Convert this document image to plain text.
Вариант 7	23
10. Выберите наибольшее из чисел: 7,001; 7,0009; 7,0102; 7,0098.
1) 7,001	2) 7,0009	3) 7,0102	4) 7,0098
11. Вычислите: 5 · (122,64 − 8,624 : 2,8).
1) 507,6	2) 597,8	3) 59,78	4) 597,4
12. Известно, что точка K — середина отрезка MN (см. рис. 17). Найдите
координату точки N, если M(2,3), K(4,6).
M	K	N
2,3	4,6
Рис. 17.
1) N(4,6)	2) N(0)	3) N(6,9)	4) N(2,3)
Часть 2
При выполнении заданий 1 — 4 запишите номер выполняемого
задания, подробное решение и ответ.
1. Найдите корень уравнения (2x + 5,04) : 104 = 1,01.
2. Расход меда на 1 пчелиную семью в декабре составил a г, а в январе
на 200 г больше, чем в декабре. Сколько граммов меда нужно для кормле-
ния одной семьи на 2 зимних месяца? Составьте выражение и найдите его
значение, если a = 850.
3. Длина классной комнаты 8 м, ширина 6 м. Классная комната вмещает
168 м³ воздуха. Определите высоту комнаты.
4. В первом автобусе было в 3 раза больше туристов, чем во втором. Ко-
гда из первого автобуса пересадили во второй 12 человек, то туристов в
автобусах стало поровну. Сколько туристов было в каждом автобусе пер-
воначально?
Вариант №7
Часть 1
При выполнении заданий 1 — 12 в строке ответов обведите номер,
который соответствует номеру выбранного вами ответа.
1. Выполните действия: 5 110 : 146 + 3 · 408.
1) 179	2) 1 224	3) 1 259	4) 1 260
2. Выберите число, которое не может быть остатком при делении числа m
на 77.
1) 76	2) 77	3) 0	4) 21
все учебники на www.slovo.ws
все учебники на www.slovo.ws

★ ★ ★ ★ ★ ★ ★

• PROMPT
Find the string "заданий" in the entries above and return each line that holds it.

• EXERCISE SOLUTION
При выполнении заданий 1 — 4 запишите номер выполняемого
При выполнении заданий 1 — 12 в строке ответов обведите номер,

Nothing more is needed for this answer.